Written request: Find the lines holding "hint" and copy them.

Extracted data entries:
++++++++++++++++++++

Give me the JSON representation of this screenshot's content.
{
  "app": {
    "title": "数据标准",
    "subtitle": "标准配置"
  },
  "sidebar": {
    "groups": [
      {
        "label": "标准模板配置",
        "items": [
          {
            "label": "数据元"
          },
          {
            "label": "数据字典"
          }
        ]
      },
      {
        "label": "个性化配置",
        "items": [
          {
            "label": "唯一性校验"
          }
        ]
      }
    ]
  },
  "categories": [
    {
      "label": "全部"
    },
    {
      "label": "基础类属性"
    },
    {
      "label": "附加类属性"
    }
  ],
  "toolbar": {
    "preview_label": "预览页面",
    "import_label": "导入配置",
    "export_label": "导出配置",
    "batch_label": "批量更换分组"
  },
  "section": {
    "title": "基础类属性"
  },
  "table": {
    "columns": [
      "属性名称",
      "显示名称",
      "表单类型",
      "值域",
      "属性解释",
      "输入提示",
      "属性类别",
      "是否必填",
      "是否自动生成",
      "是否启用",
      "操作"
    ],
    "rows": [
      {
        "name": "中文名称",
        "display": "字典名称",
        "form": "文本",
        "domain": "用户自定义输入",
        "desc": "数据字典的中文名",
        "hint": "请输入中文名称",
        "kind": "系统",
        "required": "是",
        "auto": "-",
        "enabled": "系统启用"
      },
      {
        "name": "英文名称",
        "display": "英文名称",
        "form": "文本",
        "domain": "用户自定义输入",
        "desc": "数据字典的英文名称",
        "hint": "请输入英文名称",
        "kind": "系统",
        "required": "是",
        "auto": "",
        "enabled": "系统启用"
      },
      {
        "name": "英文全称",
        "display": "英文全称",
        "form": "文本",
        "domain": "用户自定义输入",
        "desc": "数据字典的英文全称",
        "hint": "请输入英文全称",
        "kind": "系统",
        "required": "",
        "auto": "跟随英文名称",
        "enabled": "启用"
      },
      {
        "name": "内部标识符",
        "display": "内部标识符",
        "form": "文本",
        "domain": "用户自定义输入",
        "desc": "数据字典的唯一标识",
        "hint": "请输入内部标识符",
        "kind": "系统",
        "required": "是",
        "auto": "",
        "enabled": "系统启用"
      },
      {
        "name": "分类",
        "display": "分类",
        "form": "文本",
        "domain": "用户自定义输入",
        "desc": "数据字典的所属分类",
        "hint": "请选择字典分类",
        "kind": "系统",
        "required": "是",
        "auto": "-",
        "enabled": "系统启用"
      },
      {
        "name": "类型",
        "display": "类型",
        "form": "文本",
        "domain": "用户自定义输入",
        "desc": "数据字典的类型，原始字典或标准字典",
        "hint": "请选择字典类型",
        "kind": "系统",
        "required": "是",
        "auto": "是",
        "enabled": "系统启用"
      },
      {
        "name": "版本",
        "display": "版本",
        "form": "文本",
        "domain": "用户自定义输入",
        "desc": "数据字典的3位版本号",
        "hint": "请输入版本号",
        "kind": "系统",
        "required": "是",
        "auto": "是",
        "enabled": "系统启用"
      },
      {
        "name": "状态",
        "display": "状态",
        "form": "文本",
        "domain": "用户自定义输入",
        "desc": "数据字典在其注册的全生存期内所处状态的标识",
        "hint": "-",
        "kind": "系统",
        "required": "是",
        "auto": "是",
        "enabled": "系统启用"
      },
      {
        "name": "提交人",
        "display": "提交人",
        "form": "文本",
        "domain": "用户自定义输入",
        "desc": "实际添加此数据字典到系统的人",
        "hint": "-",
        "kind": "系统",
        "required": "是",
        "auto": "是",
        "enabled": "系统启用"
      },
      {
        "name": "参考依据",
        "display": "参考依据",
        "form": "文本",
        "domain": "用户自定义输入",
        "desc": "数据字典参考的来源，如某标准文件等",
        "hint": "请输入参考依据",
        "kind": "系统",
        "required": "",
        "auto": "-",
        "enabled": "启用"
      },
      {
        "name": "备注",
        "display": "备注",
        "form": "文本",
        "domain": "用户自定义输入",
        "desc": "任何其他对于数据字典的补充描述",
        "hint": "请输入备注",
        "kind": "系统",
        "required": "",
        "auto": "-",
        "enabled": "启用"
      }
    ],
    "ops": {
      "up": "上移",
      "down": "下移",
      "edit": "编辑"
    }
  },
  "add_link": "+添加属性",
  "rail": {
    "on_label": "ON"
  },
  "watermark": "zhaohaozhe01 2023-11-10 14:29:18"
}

++++++++++++++++++++

The answer:
        "hint": "请输入中文名称",
        "hint": "请输入英文名称",
        "hint": "请输入英文全称",
        "hint": "请输入内部标识符",
        "hint": "请选择字典分类",
        "hint": "请选择字典类型",
        "hint": "请输入版本号",
        "hint": "-",
        "hint": "-",
        "hint": "请输入参考依据",
        "hint": "请输入备注",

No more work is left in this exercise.